• _WRITTEN TASK_: Identify every line in the records below that contains the word "pulses", and reproduce each one.

• _DATA IN THIS EXERCISE_:
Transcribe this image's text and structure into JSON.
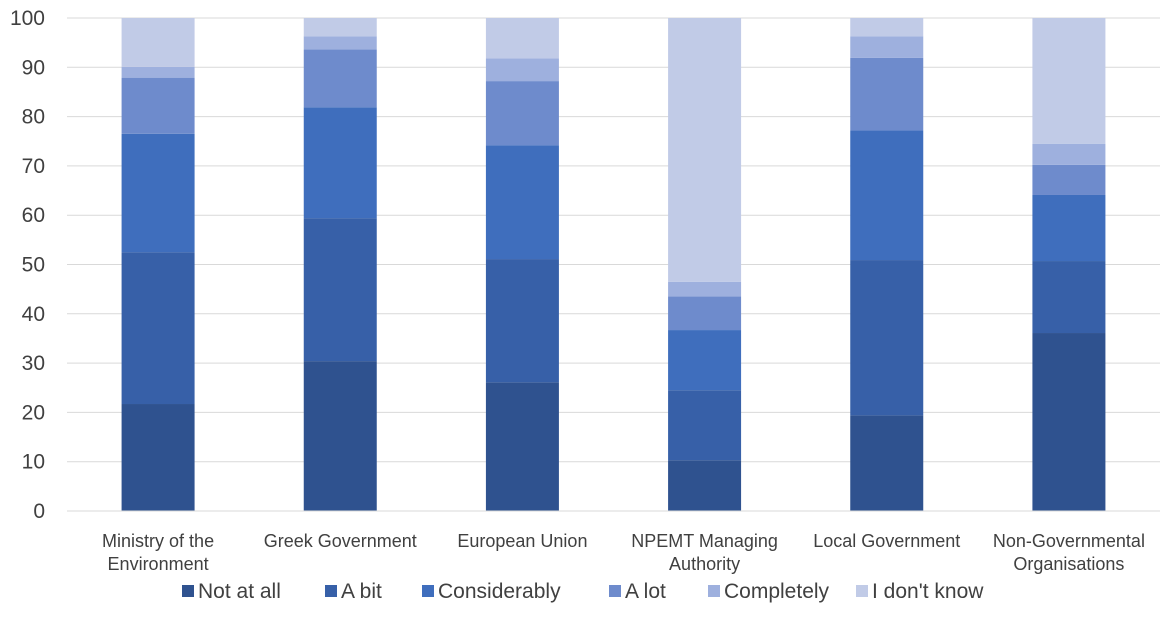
{
  "chart_data": {
    "type": "bar",
    "stacked": true,
    "title": "",
    "xlabel": "",
    "ylabel": "",
    "ylim": [
      0,
      100
    ],
    "yticks": [
      0,
      10,
      20,
      30,
      40,
      50,
      60,
      70,
      80,
      90,
      100
    ],
    "grid": true,
    "legend_position": "bottom",
    "categories": [
      [
        "Ministry of the",
        "Environment"
      ],
      [
        "Greek Government"
      ],
      [
        "European Union"
      ],
      [
        "NPEMT Managing",
        "Authority"
      ],
      [
        "Local Government"
      ],
      [
        "Non-Governmental",
        "Organisations"
      ]
    ],
    "series": [
      {
        "name": "Not at all",
        "color": "#2f528f",
        "values": [
          21.7,
          30.4,
          26.1,
          10.3,
          19.4,
          36.1
        ]
      },
      {
        "name": "A bit",
        "color": "#3760a8",
        "values": [
          30.8,
          29.0,
          25.0,
          14.2,
          31.5,
          14.6
        ]
      },
      {
        "name": "Considerably",
        "color": "#3f6ebd",
        "values": [
          24.0,
          22.5,
          23.1,
          12.2,
          26.3,
          13.4
        ]
      },
      {
        "name": "A lot",
        "color": "#6e8bcc",
        "values": [
          11.4,
          11.7,
          13.0,
          6.8,
          14.7,
          6.1
        ]
      },
      {
        "name": "Completely",
        "color": "#9eb0de",
        "values": [
          2.2,
          2.7,
          4.6,
          3.0,
          4.4,
          4.3
        ]
      },
      {
        "name": "I don't know",
        "color": "#c1cbe7",
        "values": [
          9.9,
          3.7,
          8.2,
          53.5,
          3.7,
          25.5
        ]
      }
    ]
  }
}
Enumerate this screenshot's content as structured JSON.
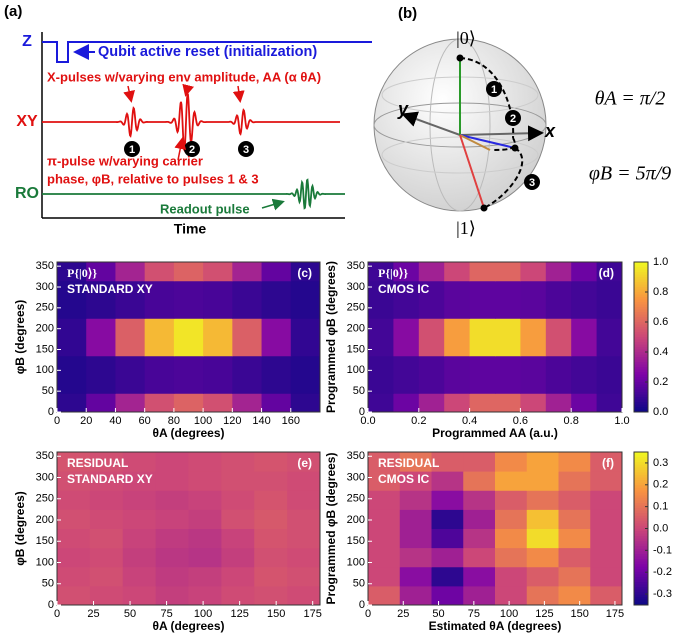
{
  "panel_a": {
    "label": "(a)",
    "z_label": "Z",
    "reset_note": "Qubit active reset (initialization)",
    "xpulse_note": "X-pulses w/varying env amplitude, AA (α θA)",
    "xy_label": "XY",
    "pulse_numbers": [
      "1",
      "2",
      "3"
    ],
    "pi_note_lines": [
      "π-pulse w/varying carrier",
      "phase, φB, relative to pulses 1 & 3"
    ],
    "ro_label": "RO",
    "readout_note": "Readout pulse",
    "x_label": "Time"
  },
  "panel_b": {
    "label": "(b)",
    "ket0": "|0⟩",
    "ket1": "|1⟩",
    "x_axis": "x",
    "y_axis": "y",
    "theta": "θA = π/2",
    "phi": "φB = 5π/9",
    "markers": [
      "1",
      "2",
      "3"
    ]
  },
  "chart_data": [
    {
      "type": "heatmap",
      "panel": "(c)",
      "annotations": [
        "P{|0⟩}",
        "STANDARD XY"
      ],
      "x_label": "θA (degrees)",
      "y_label": "φB (degrees)",
      "x": [
        10,
        30,
        50,
        70,
        90,
        110,
        130,
        150,
        170
      ],
      "y": [
        22.5,
        67.5,
        112.5,
        157.5,
        202.5,
        247.5,
        292.5,
        337.5
      ],
      "values": [
        [
          0.07,
          0.19,
          0.37,
          0.53,
          0.59,
          0.53,
          0.37,
          0.19,
          0.07
        ],
        [
          0.05,
          0.07,
          0.1,
          0.13,
          0.14,
          0.13,
          0.1,
          0.07,
          0.05
        ],
        [
          0.05,
          0.07,
          0.1,
          0.13,
          0.14,
          0.13,
          0.1,
          0.07,
          0.05
        ],
        [
          0.08,
          0.28,
          0.58,
          0.84,
          0.95,
          0.84,
          0.58,
          0.28,
          0.08
        ],
        [
          0.08,
          0.28,
          0.58,
          0.84,
          0.95,
          0.84,
          0.58,
          0.28,
          0.08
        ],
        [
          0.05,
          0.07,
          0.1,
          0.13,
          0.14,
          0.13,
          0.1,
          0.07,
          0.05
        ],
        [
          0.05,
          0.07,
          0.1,
          0.13,
          0.14,
          0.13,
          0.1,
          0.07,
          0.05
        ],
        [
          0.07,
          0.19,
          0.37,
          0.53,
          0.59,
          0.53,
          0.37,
          0.19,
          0.07
        ]
      ],
      "xlim": [
        0,
        180
      ],
      "xticks": [
        0,
        20,
        40,
        60,
        80,
        100,
        120,
        140,
        160
      ],
      "ylim": [
        0,
        360
      ],
      "yticks": [
        0,
        50,
        100,
        150,
        200,
        250,
        300,
        350
      ],
      "zlim": [
        0,
        1
      ],
      "colormap": "plasma"
    },
    {
      "type": "heatmap",
      "panel": "(d)",
      "annotations": [
        "P{|0⟩}",
        "CMOS IC"
      ],
      "x_label": "Programmed AA (a.u.)",
      "y_label": "Programmed φB (degrees)",
      "x": [
        0.05,
        0.15,
        0.25,
        0.35,
        0.45,
        0.55,
        0.65,
        0.75,
        0.85,
        0.95
      ],
      "y": [
        22.5,
        67.5,
        112.5,
        157.5,
        202.5,
        247.5,
        292.5,
        337.5
      ],
      "values": [
        [
          0.11,
          0.21,
          0.36,
          0.5,
          0.6,
          0.6,
          0.5,
          0.36,
          0.21,
          0.11
        ],
        [
          0.1,
          0.12,
          0.14,
          0.17,
          0.18,
          0.18,
          0.17,
          0.14,
          0.12,
          0.1
        ],
        [
          0.1,
          0.12,
          0.14,
          0.17,
          0.18,
          0.18,
          0.17,
          0.14,
          0.12,
          0.1
        ],
        [
          0.12,
          0.28,
          0.53,
          0.77,
          0.93,
          0.93,
          0.77,
          0.53,
          0.28,
          0.12
        ],
        [
          0.12,
          0.28,
          0.53,
          0.77,
          0.93,
          0.93,
          0.77,
          0.53,
          0.28,
          0.12
        ],
        [
          0.1,
          0.12,
          0.14,
          0.17,
          0.18,
          0.18,
          0.17,
          0.14,
          0.12,
          0.1
        ],
        [
          0.1,
          0.12,
          0.14,
          0.17,
          0.18,
          0.18,
          0.17,
          0.14,
          0.12,
          0.1
        ],
        [
          0.11,
          0.21,
          0.36,
          0.5,
          0.6,
          0.6,
          0.5,
          0.36,
          0.21,
          0.11
        ]
      ],
      "xlim": [
        0,
        1
      ],
      "xticks": [
        {
          "value": 0,
          "label": "0.0"
        },
        0.2,
        0.4,
        0.6,
        0.8,
        {
          "value": 1,
          "label": "1.0"
        }
      ],
      "ylim": [
        0,
        360
      ],
      "yticks": [
        0,
        50,
        100,
        150,
        200,
        250,
        300,
        350
      ],
      "zlim": [
        0,
        1
      ],
      "zticks": [
        {
          "value": 0,
          "label": "0.0"
        },
        0.2,
        0.4,
        0.6,
        0.8,
        {
          "value": 1,
          "label": "1.0"
        }
      ],
      "colormap": "plasma"
    },
    {
      "type": "heatmap",
      "panel": "(e)",
      "annotations": [
        "RESIDUAL",
        "STANDARD XY"
      ],
      "x_label": "θA (degrees)",
      "y_label": "φB (degrees)",
      "x": [
        11.25,
        33.75,
        56.25,
        78.75,
        101.25,
        123.75,
        146.25,
        168.75
      ],
      "y": [
        22.5,
        67.5,
        112.5,
        157.5,
        202.5,
        247.5,
        292.5,
        337.5
      ],
      "values": [
        [
          0.02,
          0.01,
          0.0,
          -0.02,
          -0.01,
          0.01,
          0.02,
          0.01
        ],
        [
          0.01,
          0.02,
          -0.01,
          -0.03,
          -0.02,
          0.0,
          0.03,
          0.02
        ],
        [
          0.0,
          0.01,
          -0.02,
          -0.04,
          -0.05,
          -0.02,
          0.02,
          0.01
        ],
        [
          0.01,
          0.02,
          -0.01,
          -0.03,
          -0.04,
          -0.01,
          0.03,
          0.02
        ],
        [
          0.02,
          0.01,
          0.0,
          -0.01,
          -0.02,
          0.02,
          0.04,
          0.02
        ],
        [
          0.01,
          0.0,
          -0.01,
          -0.02,
          -0.01,
          0.01,
          0.03,
          0.01
        ],
        [
          0.02,
          0.01,
          0.0,
          0.0,
          0.01,
          0.02,
          0.02,
          0.01
        ],
        [
          0.03,
          0.02,
          0.01,
          0.0,
          0.01,
          0.02,
          0.03,
          0.02
        ]
      ],
      "xlim": [
        0,
        180
      ],
      "xticks": [
        0,
        25,
        50,
        75,
        100,
        125,
        150,
        175
      ],
      "ylim": [
        0,
        360
      ],
      "yticks": [
        0,
        50,
        100,
        150,
        200,
        250,
        300,
        350
      ],
      "zlim": [
        -0.35,
        0.35
      ],
      "colormap": "plasma"
    },
    {
      "type": "heatmap",
      "panel": "(f)",
      "annotations": [
        "RESIDUAL",
        "CMOS IC"
      ],
      "x_label": "Estimated θA (degrees)",
      "y_label": "Programmed φB (degrees)",
      "x": [
        11.25,
        33.75,
        56.25,
        78.75,
        101.25,
        123.75,
        146.25,
        168.75
      ],
      "y": [
        22.5,
        67.5,
        112.5,
        157.5,
        202.5,
        247.5,
        292.5,
        337.5
      ],
      "values": [
        [
          0.05,
          -0.1,
          -0.2,
          -0.1,
          0.0,
          0.1,
          0.15,
          0.05
        ],
        [
          0.0,
          -0.15,
          -0.3,
          -0.15,
          0.0,
          0.05,
          0.1,
          0.0
        ],
        [
          0.0,
          -0.05,
          -0.1,
          0.0,
          0.1,
          0.15,
          0.05,
          0.0
        ],
        [
          0.0,
          -0.1,
          -0.25,
          -0.05,
          0.15,
          0.3,
          0.15,
          0.0
        ],
        [
          0.0,
          -0.1,
          -0.3,
          -0.1,
          0.1,
          0.25,
          0.1,
          0.0
        ],
        [
          0.0,
          -0.05,
          -0.15,
          -0.05,
          0.05,
          0.1,
          0.05,
          0.0
        ],
        [
          0.05,
          0.0,
          -0.05,
          0.1,
          0.2,
          0.2,
          0.1,
          0.05
        ],
        [
          0.05,
          0.1,
          0.05,
          0.05,
          0.15,
          0.2,
          0.15,
          0.05
        ]
      ],
      "xlim": [
        0,
        180
      ],
      "xticks": [
        0,
        25,
        50,
        75,
        100,
        125,
        150,
        175
      ],
      "ylim": [
        0,
        360
      ],
      "yticks": [
        0,
        50,
        100,
        150,
        200,
        250,
        300,
        350
      ],
      "zlim": [
        -0.35,
        0.35
      ],
      "zticks": [
        -0.3,
        -0.2,
        -0.1,
        {
          "value": 0,
          "label": "0.0"
        },
        0.1,
        0.2,
        0.3
      ],
      "colormap": "plasma"
    }
  ]
}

• _RESPONSE BELOW_:
    "xpulse_note": "X-pulses w/varying env amplitude, AA (α θA)",
      "phase, φB, relative to pulses 1 & 3"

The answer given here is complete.